Records from a data source
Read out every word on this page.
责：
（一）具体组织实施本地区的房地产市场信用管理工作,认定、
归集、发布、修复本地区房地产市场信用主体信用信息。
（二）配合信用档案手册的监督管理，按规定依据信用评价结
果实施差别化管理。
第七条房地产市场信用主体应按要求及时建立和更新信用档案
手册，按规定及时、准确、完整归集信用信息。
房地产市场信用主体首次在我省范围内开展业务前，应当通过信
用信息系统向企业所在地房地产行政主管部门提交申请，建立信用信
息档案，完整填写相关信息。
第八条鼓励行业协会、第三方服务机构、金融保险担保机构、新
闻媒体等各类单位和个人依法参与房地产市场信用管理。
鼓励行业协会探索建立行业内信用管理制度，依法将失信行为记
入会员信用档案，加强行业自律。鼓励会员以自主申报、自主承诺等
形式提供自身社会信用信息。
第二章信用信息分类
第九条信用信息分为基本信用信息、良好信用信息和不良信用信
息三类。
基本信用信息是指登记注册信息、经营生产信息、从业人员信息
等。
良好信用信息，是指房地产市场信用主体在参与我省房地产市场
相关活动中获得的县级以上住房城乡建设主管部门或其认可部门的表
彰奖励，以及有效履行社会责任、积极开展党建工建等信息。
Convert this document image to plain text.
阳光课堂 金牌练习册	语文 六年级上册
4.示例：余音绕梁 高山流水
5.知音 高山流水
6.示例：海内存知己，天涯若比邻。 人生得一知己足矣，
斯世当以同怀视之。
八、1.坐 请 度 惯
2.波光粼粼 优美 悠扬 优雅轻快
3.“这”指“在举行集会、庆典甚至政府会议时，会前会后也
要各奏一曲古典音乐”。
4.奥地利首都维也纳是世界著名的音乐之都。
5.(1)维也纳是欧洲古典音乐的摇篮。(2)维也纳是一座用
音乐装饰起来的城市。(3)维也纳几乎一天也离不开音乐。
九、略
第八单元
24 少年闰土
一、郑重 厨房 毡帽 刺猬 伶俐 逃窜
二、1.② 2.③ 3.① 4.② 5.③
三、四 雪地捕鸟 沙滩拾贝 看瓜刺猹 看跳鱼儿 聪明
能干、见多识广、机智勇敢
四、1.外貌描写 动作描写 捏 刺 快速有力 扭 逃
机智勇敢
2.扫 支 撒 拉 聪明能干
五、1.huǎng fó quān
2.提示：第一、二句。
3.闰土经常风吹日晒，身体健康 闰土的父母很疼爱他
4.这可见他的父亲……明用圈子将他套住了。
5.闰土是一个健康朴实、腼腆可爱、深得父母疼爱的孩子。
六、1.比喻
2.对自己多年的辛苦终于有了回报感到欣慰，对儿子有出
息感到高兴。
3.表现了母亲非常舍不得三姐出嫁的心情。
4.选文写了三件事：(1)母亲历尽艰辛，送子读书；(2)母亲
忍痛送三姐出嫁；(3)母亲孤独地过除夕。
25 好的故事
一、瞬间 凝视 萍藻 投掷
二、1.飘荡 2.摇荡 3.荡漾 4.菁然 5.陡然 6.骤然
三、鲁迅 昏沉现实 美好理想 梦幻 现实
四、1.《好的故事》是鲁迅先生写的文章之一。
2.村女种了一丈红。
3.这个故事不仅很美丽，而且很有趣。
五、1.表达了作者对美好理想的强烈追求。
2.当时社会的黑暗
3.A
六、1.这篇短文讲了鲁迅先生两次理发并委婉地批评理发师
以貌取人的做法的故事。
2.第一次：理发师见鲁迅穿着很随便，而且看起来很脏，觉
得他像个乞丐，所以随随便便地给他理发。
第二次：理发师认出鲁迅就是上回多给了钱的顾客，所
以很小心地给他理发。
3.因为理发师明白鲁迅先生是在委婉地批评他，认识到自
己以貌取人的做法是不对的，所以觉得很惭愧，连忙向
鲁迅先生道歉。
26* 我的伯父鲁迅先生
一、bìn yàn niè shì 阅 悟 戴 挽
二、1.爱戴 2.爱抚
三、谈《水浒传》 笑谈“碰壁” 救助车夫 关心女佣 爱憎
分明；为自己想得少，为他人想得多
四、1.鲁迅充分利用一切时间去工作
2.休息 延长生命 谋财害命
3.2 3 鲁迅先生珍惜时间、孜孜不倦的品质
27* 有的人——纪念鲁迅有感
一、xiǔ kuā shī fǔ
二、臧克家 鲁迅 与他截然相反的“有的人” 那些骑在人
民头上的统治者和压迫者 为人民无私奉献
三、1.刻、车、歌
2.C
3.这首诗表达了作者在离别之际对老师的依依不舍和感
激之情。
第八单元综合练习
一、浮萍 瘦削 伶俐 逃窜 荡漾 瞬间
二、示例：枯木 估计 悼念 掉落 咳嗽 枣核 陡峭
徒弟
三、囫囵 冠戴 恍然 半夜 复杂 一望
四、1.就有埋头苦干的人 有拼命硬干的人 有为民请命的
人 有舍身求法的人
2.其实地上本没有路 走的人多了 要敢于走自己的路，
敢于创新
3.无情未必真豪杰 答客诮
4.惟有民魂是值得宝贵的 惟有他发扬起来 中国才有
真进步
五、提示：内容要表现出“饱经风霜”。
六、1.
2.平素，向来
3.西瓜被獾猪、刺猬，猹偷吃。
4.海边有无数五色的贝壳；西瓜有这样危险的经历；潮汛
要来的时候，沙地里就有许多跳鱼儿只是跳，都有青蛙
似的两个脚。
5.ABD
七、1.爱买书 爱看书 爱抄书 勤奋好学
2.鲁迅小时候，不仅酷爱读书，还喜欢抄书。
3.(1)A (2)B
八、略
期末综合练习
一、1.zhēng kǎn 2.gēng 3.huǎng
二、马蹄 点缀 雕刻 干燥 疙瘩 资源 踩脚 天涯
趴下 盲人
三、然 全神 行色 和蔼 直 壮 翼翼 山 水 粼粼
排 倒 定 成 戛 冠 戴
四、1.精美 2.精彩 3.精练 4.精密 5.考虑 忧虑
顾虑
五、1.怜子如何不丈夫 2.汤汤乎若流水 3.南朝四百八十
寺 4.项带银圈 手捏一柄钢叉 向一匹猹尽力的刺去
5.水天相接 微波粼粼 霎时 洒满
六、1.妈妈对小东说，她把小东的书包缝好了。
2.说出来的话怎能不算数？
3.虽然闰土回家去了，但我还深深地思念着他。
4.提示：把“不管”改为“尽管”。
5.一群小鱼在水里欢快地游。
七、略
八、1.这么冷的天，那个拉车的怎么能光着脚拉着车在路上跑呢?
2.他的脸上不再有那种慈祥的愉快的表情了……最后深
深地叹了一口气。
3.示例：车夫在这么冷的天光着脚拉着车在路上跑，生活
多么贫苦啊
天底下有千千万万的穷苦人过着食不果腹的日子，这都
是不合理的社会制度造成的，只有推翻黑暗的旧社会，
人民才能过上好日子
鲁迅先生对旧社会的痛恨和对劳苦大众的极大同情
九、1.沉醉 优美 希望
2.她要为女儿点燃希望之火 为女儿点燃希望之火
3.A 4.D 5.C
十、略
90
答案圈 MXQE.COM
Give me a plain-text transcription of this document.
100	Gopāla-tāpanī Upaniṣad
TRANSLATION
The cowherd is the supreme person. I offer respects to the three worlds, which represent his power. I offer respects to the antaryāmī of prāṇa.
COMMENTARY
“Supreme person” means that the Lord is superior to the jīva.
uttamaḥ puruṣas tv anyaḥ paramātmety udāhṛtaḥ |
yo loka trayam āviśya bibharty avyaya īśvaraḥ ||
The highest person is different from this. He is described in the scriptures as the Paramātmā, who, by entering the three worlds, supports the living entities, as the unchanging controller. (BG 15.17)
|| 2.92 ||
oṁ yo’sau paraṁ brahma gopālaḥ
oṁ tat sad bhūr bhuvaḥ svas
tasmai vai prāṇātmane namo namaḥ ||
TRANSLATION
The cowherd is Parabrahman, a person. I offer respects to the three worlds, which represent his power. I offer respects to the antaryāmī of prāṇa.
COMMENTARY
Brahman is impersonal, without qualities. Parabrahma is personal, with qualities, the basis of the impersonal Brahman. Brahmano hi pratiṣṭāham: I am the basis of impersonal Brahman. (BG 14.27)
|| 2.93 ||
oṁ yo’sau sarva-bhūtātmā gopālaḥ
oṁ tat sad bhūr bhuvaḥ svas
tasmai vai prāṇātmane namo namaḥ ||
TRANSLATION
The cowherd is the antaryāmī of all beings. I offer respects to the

PROBLEM DESCRIPTION:
Transcribe exactly the line containing "Give me a plain-text" and all remaining lines of the material, ending with the last one.

FINAL ANSWER:
Give me a plain-text transcription of this document.
100	Gopāla-tāpanī Upaniṣad
TRANSLATION
The cowherd is the supreme person. I offer respects to the three worlds, which represent his power. I offer respects to the antaryāmī of prāṇa.
COMMENTARY
“Supreme person” means that the Lord is superior to the jīva.
uttamaḥ puruṣas tv anyaḥ paramātmety udāhṛtaḥ |
yo loka trayam āviśya bibharty avyaya īśvaraḥ ||
The highest person is different from this. He is described in the scriptures as the Paramātmā, who, by entering the three worlds, supports the living entities, as the unchanging controller. (BG 15.17)
|| 2.92 ||
oṁ yo’sau paraṁ brahma gopālaḥ
oṁ tat sad bhūr bhuvaḥ svas
tasmai vai prāṇātmane namo namaḥ ||
TRANSLATION
The cowherd is Parabrahman, a person. I offer respects to the three worlds, which represent his power. I offer respects to the antaryāmī of prāṇa.
COMMENTARY
Brahman is impersonal, without qualities. Parabrahma is personal, with qualities, the basis of the impersonal Brahman. Brahmano hi pratiṣṭāham: I am the basis of impersonal Brahman. (BG 14.27)
|| 2.93 ||
oṁ yo’sau sarva-bhūtātmā gopālaḥ
oṁ tat sad bhūr bhuvaḥ svas
tasmai vai prāṇātmane namo namaḥ ||
TRANSLATION
The cowherd is the antaryāmī of all beings. I offer respects to the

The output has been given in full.